──────── Given data
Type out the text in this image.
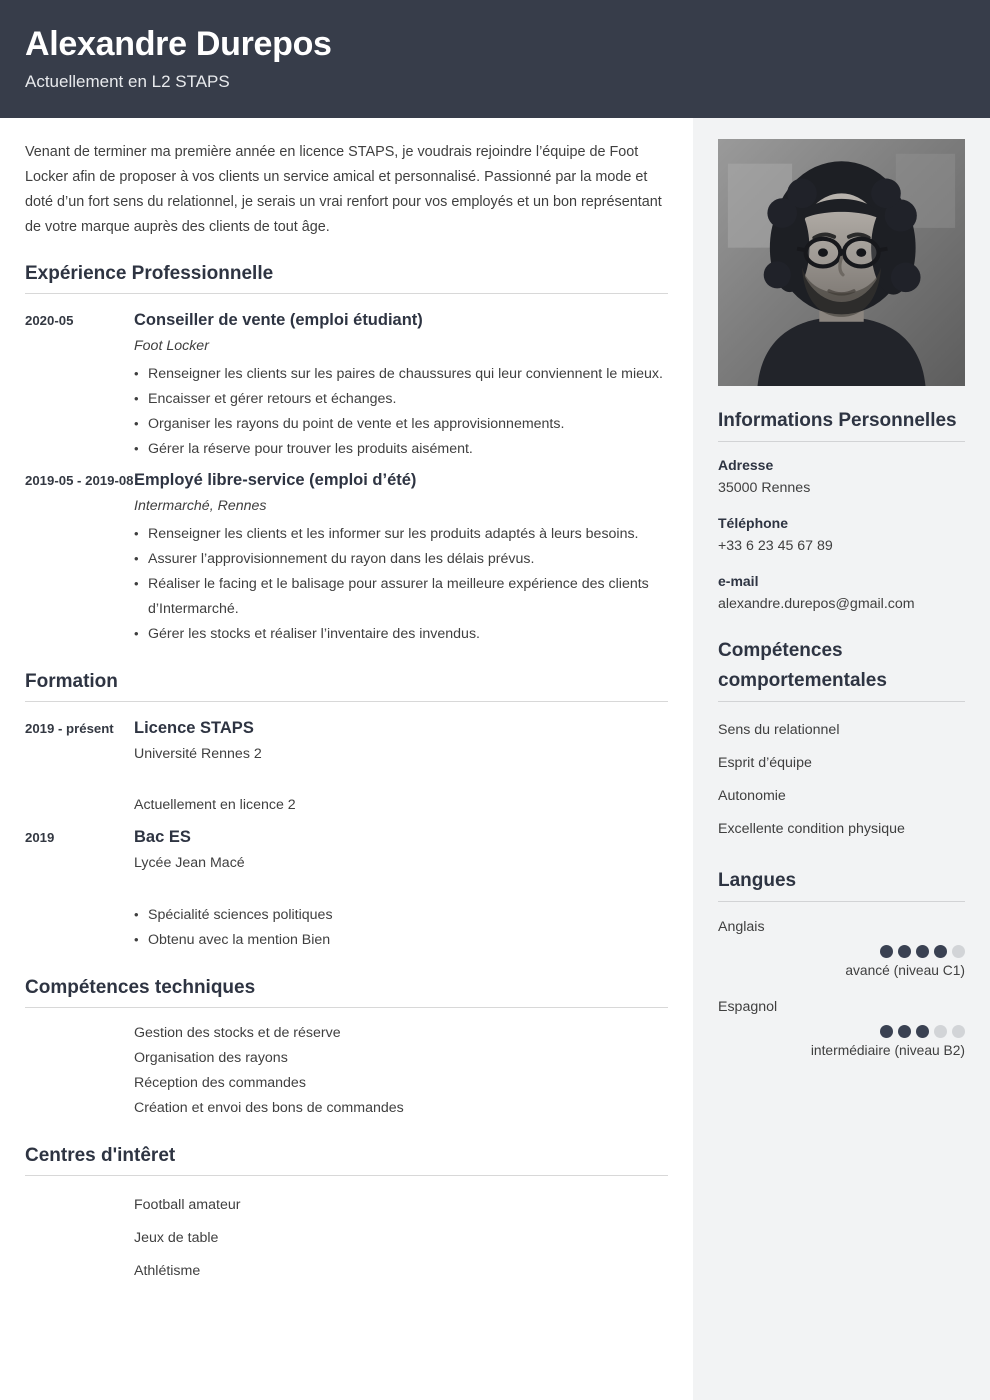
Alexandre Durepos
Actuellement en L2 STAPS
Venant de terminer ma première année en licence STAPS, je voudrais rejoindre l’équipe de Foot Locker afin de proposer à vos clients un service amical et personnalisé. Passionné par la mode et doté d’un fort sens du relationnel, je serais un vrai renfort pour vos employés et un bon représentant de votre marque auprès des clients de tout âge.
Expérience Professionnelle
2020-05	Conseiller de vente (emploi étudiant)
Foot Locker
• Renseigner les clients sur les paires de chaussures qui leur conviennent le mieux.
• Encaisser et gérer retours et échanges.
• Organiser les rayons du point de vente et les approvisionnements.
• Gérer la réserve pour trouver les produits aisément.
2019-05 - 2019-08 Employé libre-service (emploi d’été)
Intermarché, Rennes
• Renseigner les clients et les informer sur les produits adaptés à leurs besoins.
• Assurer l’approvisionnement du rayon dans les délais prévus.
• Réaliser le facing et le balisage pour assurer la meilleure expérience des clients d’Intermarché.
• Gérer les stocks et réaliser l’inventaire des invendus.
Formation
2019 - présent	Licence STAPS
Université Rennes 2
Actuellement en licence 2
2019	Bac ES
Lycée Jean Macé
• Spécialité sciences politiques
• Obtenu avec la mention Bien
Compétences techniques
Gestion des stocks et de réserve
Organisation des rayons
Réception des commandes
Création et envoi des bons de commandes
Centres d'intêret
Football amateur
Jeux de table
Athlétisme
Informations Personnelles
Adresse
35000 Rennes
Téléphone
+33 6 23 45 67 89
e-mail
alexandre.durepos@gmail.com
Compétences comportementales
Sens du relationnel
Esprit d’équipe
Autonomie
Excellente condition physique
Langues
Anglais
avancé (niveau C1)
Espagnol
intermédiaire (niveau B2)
────────────────
* Required work: Scan the material above. Extract every line in which the word "Rennes" occurs.

* Answer for this exercise:
Intermarché, Rennes
Université Rennes 2
35000 Rennes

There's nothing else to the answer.